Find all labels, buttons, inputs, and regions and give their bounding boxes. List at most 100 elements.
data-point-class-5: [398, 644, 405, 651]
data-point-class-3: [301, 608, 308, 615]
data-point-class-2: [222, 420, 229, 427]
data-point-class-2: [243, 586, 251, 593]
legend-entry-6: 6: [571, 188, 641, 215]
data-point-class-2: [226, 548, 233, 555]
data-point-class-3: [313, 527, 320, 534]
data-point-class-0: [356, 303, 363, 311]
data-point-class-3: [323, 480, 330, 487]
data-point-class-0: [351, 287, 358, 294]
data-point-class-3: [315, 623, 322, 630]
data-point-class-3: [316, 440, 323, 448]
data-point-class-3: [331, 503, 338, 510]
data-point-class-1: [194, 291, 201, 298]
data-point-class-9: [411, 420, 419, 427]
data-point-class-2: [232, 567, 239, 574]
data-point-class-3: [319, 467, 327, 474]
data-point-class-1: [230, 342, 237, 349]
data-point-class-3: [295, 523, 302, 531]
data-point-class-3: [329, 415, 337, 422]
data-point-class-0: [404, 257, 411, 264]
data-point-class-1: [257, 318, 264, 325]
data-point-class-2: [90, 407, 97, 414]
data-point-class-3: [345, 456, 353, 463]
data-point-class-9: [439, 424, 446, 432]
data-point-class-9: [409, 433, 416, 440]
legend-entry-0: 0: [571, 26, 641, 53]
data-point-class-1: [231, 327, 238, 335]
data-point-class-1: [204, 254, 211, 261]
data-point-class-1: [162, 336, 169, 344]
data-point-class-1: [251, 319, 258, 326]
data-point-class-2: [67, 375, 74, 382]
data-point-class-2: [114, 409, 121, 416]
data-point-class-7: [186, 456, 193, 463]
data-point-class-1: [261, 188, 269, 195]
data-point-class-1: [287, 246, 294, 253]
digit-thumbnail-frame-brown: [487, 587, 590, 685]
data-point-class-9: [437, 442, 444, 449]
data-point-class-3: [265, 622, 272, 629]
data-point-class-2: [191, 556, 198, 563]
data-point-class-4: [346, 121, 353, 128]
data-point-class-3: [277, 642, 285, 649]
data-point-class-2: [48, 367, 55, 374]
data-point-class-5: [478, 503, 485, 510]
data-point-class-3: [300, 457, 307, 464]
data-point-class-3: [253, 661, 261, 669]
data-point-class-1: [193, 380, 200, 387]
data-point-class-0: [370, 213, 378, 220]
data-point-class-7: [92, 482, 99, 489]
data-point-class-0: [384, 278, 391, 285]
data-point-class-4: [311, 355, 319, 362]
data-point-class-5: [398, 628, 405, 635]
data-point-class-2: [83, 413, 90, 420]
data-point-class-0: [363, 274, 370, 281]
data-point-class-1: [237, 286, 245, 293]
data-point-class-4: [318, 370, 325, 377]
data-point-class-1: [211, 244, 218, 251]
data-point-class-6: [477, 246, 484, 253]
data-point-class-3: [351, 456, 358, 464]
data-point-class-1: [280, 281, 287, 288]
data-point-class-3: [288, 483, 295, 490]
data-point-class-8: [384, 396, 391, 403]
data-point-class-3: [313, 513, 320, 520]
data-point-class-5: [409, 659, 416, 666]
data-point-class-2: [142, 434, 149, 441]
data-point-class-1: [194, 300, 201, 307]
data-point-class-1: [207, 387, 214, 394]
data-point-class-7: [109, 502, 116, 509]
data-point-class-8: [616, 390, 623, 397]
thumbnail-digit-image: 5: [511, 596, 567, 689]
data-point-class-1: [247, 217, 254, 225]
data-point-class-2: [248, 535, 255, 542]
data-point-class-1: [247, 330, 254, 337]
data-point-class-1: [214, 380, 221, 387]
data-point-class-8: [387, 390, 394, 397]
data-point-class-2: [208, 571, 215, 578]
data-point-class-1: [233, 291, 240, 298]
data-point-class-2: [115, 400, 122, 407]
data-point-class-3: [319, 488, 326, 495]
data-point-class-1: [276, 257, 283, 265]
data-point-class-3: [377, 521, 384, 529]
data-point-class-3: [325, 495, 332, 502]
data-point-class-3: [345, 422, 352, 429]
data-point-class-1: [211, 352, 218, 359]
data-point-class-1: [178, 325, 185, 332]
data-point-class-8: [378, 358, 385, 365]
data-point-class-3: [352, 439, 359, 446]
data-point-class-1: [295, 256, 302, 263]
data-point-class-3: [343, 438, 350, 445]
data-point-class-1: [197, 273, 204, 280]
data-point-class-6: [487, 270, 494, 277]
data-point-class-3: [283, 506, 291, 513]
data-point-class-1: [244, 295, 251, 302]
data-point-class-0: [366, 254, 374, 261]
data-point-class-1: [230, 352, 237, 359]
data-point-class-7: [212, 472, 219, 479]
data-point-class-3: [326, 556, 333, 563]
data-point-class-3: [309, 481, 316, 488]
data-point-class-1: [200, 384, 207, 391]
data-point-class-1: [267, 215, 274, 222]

==

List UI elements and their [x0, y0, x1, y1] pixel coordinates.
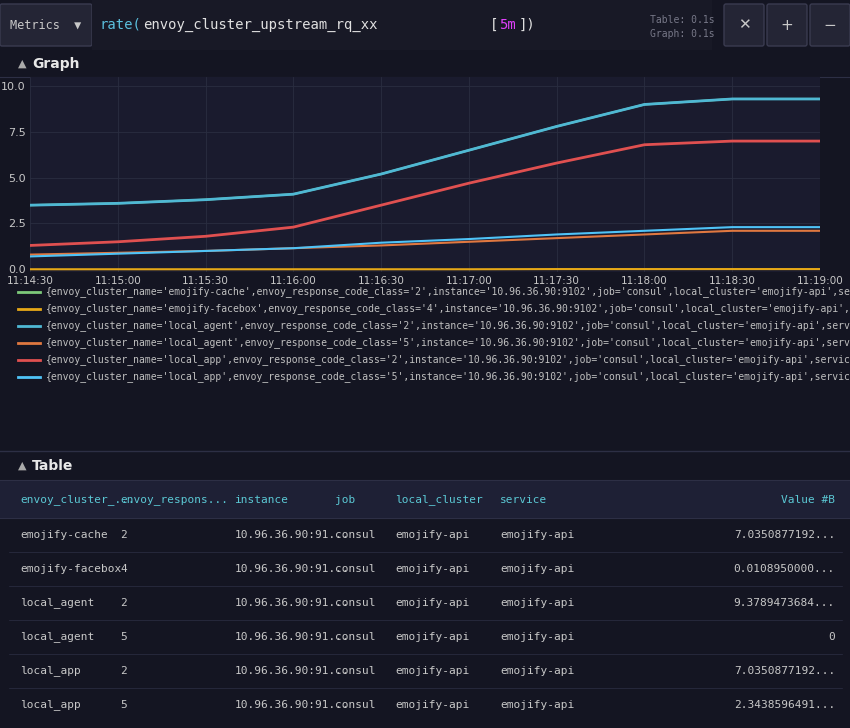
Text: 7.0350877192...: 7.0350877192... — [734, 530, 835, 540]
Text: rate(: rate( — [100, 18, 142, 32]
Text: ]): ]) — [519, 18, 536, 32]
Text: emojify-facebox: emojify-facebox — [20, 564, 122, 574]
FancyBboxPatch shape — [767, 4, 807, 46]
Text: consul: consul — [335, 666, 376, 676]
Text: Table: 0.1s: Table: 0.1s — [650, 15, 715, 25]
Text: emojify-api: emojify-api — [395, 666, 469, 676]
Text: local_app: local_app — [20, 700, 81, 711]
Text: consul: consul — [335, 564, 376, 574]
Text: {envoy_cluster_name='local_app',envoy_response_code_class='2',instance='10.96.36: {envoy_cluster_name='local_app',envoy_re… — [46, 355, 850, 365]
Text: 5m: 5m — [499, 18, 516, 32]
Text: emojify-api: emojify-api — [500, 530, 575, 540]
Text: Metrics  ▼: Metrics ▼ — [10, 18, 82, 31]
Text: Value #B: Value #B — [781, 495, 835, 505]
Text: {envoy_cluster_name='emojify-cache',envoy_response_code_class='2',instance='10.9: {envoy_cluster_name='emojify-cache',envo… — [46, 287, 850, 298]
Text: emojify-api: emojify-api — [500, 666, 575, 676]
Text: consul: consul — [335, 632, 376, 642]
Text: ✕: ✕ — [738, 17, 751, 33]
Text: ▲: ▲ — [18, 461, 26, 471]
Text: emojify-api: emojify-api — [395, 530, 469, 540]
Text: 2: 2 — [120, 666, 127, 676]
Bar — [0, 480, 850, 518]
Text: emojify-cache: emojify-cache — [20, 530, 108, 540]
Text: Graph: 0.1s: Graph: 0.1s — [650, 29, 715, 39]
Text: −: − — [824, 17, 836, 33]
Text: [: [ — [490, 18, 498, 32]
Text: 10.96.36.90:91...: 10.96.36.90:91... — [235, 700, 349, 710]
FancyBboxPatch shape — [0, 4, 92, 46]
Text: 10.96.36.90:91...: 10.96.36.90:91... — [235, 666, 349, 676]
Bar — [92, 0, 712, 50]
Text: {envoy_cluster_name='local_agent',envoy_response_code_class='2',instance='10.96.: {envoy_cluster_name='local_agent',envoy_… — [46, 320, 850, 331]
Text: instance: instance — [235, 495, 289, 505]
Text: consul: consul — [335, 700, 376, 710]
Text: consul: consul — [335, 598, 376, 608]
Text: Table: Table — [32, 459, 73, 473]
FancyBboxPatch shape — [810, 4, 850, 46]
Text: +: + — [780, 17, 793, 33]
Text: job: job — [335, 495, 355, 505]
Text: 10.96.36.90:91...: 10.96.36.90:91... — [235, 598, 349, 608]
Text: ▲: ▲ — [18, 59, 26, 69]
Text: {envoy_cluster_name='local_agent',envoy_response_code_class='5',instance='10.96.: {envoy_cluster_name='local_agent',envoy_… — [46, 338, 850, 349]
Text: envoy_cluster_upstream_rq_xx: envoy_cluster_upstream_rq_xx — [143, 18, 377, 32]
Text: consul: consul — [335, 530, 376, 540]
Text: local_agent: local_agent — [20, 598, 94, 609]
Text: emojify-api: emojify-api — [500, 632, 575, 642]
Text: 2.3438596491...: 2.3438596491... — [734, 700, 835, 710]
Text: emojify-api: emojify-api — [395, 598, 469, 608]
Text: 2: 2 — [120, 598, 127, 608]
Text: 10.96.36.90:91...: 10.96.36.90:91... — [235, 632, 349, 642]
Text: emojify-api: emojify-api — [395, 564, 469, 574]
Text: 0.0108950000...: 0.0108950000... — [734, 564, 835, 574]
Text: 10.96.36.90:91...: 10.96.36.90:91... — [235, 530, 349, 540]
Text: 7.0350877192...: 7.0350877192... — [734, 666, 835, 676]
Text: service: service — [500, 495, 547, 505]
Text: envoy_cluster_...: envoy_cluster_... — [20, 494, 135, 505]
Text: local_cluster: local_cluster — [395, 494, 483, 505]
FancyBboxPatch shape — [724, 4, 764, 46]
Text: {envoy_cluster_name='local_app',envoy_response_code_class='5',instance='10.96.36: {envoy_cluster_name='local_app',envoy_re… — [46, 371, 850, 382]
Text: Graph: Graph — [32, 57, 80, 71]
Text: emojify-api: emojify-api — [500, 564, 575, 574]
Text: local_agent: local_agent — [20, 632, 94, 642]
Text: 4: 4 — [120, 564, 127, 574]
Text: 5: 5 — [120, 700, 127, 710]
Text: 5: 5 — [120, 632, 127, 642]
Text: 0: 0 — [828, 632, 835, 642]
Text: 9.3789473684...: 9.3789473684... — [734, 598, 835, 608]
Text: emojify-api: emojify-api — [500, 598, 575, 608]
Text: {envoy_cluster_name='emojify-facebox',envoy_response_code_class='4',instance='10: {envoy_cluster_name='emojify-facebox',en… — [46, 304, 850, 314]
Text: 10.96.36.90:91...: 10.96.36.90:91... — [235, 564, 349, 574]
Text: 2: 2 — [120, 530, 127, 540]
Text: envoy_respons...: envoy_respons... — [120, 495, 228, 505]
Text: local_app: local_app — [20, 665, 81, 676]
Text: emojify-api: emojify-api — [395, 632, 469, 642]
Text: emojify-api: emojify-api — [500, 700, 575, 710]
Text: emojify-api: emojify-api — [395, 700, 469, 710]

==

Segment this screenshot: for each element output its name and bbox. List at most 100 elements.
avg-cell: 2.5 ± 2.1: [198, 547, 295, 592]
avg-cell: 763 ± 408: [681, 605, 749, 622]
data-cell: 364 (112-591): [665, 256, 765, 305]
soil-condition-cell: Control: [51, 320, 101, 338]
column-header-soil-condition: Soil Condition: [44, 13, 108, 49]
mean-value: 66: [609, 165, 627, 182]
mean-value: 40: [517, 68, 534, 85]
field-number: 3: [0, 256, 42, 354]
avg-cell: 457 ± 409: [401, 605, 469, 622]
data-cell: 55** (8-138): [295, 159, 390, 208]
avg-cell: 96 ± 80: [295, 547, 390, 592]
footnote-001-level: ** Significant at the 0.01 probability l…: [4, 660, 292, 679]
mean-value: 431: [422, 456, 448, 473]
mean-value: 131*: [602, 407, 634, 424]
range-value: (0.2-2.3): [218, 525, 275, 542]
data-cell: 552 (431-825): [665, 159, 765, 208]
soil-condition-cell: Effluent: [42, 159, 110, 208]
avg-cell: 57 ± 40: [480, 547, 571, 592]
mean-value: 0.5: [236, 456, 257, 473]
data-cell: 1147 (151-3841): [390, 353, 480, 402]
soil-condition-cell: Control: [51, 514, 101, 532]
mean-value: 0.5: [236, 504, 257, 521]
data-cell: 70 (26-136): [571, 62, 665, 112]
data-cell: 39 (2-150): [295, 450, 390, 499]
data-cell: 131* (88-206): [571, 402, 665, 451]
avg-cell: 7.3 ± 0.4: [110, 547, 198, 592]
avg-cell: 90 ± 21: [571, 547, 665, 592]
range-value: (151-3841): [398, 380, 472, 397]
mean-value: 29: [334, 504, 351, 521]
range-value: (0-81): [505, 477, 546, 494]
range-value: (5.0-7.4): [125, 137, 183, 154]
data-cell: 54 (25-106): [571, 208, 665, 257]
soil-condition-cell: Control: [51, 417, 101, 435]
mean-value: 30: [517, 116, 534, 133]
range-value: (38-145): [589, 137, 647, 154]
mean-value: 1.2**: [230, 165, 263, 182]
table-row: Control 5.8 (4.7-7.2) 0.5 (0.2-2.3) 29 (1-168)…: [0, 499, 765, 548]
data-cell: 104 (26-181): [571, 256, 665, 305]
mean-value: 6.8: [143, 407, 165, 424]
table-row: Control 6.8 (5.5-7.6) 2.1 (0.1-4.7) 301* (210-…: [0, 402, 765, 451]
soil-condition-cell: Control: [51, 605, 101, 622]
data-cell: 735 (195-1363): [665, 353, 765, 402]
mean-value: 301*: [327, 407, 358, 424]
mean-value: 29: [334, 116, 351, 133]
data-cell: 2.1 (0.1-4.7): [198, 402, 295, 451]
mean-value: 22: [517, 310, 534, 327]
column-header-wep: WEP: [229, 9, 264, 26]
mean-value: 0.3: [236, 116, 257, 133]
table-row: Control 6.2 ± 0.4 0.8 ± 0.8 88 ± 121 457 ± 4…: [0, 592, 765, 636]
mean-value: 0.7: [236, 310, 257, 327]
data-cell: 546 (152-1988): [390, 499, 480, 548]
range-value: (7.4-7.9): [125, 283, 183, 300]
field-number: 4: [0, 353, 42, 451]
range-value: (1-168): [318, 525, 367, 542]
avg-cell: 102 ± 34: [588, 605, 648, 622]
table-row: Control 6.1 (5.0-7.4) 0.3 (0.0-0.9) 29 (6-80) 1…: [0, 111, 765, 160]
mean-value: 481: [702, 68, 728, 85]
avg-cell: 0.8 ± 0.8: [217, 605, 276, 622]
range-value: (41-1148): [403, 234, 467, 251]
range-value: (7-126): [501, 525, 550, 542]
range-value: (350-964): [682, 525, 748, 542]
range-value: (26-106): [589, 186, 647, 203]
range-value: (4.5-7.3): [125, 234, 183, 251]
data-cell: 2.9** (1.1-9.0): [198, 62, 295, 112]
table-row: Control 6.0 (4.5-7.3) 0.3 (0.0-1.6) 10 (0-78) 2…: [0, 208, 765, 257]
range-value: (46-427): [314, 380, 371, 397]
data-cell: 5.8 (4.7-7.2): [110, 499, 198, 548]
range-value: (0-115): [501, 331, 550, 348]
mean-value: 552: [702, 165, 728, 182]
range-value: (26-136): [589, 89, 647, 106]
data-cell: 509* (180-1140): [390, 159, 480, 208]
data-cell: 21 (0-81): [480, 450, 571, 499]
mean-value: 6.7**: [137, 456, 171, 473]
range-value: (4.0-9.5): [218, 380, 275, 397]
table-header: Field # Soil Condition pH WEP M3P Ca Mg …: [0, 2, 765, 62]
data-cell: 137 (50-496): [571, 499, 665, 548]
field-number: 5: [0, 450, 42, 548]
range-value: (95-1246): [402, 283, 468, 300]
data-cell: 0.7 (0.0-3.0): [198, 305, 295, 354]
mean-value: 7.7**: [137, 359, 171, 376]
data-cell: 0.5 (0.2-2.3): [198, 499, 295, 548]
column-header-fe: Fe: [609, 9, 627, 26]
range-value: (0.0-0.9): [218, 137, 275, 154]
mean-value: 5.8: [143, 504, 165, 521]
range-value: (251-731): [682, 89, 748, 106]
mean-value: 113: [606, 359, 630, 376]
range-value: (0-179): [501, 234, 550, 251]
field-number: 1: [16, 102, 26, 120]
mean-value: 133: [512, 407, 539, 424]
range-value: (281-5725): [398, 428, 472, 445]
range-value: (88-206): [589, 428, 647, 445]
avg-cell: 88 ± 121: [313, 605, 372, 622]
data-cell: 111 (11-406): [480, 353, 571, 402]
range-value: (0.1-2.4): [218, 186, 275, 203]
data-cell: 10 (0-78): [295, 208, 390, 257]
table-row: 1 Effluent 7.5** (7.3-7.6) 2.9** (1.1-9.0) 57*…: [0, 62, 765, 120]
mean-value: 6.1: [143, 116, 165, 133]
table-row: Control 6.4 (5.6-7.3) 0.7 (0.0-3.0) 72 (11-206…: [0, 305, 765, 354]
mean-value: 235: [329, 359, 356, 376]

WORK TO BE COMPLETED
Repeat the data between the line containing "Segment this screenshot: for" and the line containing "mean-value: 431: [422, 456, 448, 473]", inclusive.

OUTPUT FOR THIS TASK
Segment this screenshot: for each element output its name and bbox. List at most 100 elements.
avg-cell: 2.5 ± 2.1: [198, 547, 295, 592]
avg-cell: 763 ± 408: [681, 605, 749, 622]
data-cell: 364 (112-591): [665, 256, 765, 305]
soil-condition-cell: Control: [51, 320, 101, 338]
column-header-soil-condition: Soil Condition: [44, 13, 108, 49]
mean-value: 66: [609, 165, 627, 182]
mean-value: 40: [517, 68, 534, 85]
field-number: 3: [0, 256, 42, 354]
avg-cell: 457 ± 409: [401, 605, 469, 622]
data-cell: 55** (8-138): [295, 159, 390, 208]
avg-cell: 96 ± 80: [295, 547, 390, 592]
footnote-001-level: ** Significant at the 0.01 probability l…: [4, 660, 292, 679]
mean-value: 431: [422, 456, 448, 473]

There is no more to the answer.